▸ **Extract provided**:
Suryo made a ceasefire agreement with the commander of British troops, Aubertin Mallaby, in Surabaya on 26 October 1945. However, three days of fighting still erupted in Surabaya, 28–30 October, which pushed the British back. Sukarno decided to come to Surabaya to reconcile the two parties.

The agreed ceasefire was not fully known to the native fighters. Still, there was gunfire that killed Mallaby. This angered the British troops. The troop commander, Robert Mansergh, gave the people of Surabaya an ultimatum to hand over all weapons by 9 November, or the next day Surabaya would be destroyed. Responding to this ultimatum, Sukarno left the decision entirely in the hands of the East Java government, namely to refuse or surrender. Suryo firmly made a speech on RRI that:
"The people of Surabaya would fight the British ultimatum until the last blood."

So a battle erupted between the people of East Java and the British in Surabaya which began on 10 November. For three weeks fighting took place where Surabaya finally became a dead city. Suryo was among the last to leave Surabaya to later establish an emergency government in Mojokerto.

▸ **Exercise set**:
(a) Answer these questions from the Surabaya passage:
(i) With whom did Suryo make a ceasefire agreement on 26 October 1945?
(ii) By what date did the ultimatum require all weapons to be handed over?
(iii) Where did Suryo establish an emergency government?
(b) Please list every person named in the Surabaya passage.
(c) Output the part of the Surabaya passage that begins at the words "Suryo made a" and stops after "the two parties.".

(Dataset entries)

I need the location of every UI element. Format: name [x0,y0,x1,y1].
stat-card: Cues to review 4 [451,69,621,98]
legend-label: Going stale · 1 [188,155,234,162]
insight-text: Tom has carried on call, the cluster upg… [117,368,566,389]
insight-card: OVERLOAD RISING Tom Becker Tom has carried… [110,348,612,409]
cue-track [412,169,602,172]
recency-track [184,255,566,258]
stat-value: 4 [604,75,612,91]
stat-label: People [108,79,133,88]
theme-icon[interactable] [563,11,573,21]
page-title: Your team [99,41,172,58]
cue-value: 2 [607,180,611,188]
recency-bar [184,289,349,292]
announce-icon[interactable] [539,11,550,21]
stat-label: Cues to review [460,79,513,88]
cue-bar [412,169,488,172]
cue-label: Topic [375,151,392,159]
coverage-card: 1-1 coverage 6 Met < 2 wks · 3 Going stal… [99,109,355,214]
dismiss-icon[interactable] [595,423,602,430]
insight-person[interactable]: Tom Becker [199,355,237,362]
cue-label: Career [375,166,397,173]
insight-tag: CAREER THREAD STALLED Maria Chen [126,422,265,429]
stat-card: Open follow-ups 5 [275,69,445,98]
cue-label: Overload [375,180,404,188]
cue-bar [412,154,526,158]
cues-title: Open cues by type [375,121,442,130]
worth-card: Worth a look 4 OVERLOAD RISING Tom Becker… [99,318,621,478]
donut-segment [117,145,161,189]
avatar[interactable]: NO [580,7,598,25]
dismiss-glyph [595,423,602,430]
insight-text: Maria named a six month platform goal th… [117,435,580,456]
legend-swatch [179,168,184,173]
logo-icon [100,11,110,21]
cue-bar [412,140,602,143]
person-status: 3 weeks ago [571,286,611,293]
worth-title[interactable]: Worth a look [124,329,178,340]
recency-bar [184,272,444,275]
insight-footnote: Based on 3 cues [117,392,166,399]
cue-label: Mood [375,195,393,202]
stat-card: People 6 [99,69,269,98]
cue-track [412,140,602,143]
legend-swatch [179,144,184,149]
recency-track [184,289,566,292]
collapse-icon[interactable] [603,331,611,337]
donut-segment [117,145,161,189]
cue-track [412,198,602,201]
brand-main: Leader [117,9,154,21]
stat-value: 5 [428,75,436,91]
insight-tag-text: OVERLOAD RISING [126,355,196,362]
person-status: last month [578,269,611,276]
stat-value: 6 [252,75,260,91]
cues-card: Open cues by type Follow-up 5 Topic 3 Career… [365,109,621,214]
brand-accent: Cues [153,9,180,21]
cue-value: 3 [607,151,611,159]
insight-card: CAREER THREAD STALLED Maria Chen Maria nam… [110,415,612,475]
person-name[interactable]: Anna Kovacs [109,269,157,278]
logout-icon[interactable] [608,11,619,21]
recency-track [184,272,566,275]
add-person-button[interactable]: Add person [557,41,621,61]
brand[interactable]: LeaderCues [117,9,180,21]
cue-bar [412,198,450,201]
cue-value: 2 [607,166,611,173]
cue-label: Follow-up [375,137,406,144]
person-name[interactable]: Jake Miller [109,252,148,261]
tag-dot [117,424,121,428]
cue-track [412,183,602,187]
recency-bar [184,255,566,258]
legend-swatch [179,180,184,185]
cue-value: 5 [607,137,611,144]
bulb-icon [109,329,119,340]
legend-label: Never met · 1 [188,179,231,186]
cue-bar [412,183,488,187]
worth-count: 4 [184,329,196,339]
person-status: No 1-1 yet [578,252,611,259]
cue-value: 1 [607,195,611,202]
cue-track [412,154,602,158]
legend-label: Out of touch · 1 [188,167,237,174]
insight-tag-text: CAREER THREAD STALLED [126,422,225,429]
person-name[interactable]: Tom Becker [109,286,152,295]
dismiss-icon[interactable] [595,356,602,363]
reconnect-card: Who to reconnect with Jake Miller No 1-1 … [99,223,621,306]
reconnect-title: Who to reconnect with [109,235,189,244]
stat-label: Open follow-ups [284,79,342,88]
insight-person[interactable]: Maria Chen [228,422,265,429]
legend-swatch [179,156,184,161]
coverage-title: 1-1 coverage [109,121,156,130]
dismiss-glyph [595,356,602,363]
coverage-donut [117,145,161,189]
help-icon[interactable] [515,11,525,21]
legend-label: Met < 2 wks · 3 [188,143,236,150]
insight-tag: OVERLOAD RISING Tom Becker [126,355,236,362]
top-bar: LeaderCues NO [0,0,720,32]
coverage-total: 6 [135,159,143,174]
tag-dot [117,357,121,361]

▸ **Task-by-task solutions**:
(a)
(i) Aubertin Mallaby, the commander of British troops
(ii) 9 November
(iii) Mojokerto

(b) Suryo, Aubertin Mallaby, Sukarno, Robert Mansergh

(c)
Suryo made a ceasefire agreement with the commander of British troops, Aubertin Mallaby, in Surabaya on 26 October 1945. However, three days of fighting still erupted in Surabaya, 28–30 October, which pushed the British back. Sukarno decided to come to Surabaya to reconcile the two parties.